***** Page text *****
Take for example the media player XMP a.k.a. Thunder Video which is installed as part of the application and can be started via a thunderx:// address from any website. This is also an Electron-based application, but it’s based on an even older Electron 59.0.3071.115 (released in June 2017). The playback functionality seems to be based on the APlayer SDK which Xunlei provides for free for other applications to use.

Now you might know that media codecs are extremely complicated pieces of software that are known for disastrous security issues. That’s why web browsers are very careful about which media codecs they include. Yet APlayer SDK features media codecs that have been discontinued more than a decade ago as well as some so ancient that I cannot even figure out who developed them originally. There is FFmpeg 2021-06-30 (likely a snapshot around version 4.4.4), which has dozens of known vulnerabilities. There is libpng 1.0.56, which was released in July 2011 and is affected by seven known vulnerabilities. Last but not least, there is zlib 1.2.8-4 which was released in 2015 and is affected by at least two critical vulnerabilities. These are only some examples.

So there is a very real threat that Xunlei users might get compromised via a malicious media file, either because they were tricked into opening it with Xunlei’s video player, or because a website used one of several possible ways to open it automatically.

As of Xunlei Accelerator, I could not notice any updates to these components.
*****
Activity:
Answer these from the passage on Xunlei:
1. What kind of address lets any website start the XMP media player?
2. Which version of libpng is included, and when was it released?
3. In what year was the included zlib 1.2.8-4 released?
The entries after this have no connection to the passage on Xunlei.
***** Listed entries *****
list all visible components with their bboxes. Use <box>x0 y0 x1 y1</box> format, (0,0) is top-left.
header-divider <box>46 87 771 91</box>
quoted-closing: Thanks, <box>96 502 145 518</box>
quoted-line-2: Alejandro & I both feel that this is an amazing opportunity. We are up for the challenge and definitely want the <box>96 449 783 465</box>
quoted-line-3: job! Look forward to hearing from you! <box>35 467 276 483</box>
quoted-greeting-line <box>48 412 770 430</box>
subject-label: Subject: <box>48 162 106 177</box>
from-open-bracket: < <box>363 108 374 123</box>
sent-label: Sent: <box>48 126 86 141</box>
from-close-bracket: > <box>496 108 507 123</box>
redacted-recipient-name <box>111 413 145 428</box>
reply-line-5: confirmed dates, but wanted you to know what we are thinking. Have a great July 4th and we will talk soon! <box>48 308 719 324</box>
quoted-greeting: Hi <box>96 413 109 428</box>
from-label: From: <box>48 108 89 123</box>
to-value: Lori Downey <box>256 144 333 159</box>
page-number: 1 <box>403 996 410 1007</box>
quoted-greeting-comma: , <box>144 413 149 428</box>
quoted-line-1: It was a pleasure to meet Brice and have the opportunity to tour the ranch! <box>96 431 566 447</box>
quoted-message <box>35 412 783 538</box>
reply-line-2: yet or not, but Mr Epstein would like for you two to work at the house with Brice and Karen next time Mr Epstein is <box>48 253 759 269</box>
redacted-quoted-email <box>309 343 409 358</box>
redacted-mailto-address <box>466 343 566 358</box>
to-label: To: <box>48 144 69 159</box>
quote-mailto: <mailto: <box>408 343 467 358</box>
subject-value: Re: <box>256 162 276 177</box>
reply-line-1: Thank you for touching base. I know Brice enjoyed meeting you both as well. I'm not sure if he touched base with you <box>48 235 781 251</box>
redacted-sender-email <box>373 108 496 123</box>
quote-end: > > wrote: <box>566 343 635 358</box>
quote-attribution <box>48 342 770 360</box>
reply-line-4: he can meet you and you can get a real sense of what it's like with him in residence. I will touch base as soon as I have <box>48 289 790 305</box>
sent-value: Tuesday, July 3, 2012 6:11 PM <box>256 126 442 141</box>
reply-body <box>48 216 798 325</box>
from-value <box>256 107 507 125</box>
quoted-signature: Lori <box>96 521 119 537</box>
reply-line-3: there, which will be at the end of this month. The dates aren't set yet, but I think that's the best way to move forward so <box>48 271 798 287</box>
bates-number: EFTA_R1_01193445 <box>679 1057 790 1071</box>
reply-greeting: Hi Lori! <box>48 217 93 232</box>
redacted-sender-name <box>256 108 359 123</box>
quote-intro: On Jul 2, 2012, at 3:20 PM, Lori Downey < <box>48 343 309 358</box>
*****
Exercise output:
1. A thunderx:// address
2. libpng 1.0.56, released in July 2011
3. 2015